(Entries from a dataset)

## START

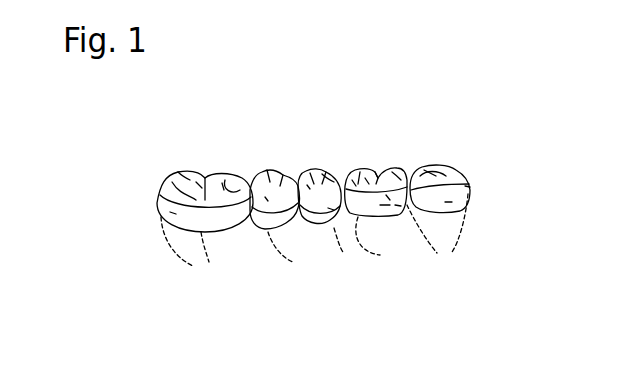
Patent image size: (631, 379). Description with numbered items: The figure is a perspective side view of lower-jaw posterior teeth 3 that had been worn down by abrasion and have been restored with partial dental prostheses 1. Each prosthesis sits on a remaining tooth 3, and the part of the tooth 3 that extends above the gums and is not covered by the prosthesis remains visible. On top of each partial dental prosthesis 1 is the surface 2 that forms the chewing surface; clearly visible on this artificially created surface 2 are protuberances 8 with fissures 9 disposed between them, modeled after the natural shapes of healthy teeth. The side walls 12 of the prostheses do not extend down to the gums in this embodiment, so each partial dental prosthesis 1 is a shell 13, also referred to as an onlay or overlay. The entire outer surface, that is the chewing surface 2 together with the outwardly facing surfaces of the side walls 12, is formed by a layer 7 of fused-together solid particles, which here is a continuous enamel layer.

The partial dental prosthesis 1 is at (235, 158).
The surface forming the chewing surface 2 is at (192, 182).
The posterior tooth 3 is at (185, 243).
The layer 7 is at (187, 182).
The protuberance 8 is at (222, 183).
The fissure 9 is at (187, 183).
The side wall 12 is at (385, 205).
The shell 13 is at (173, 212).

## END

INSTRUCTIONS FOR THE TASK:
Locate every line of the material above that contains the word "surface", and copy each of those lines.

EXPECTED ANSWER:
Patent image size: (631, 379). Description with numbered items: The figure is a perspective side view of lower-jaw posterior teeth 3 that had been worn down by abrasion and have been restored with partial dental prostheses 1. Each prosthesis sits on a remaining tooth 3, and the part of the tooth 3 that extends above the gums and is not covered by the prosthesis remains visible. On top of each partial dental prosthesis 1 is the surface 2 that forms the chewing surface; clearly visible on this artificially created surface 2 are protuberances 8 with fissures 9 disposed between them, modeled after the natural shapes of healthy teeth. The side walls 12 of the prostheses do not extend down to the gums in this embodiment, so each partial dental prosthesis 1 is a shell 13, also referred to as an onlay or overlay. The entire outer surface, that is the chewing surface 2 together with the outwardly facing surfaces of the side walls 12, is formed by a layer 7 of fused-together solid particles, which here is a continuous enamel layer.
The surface forming the chewing surface 2 is at (192, 182).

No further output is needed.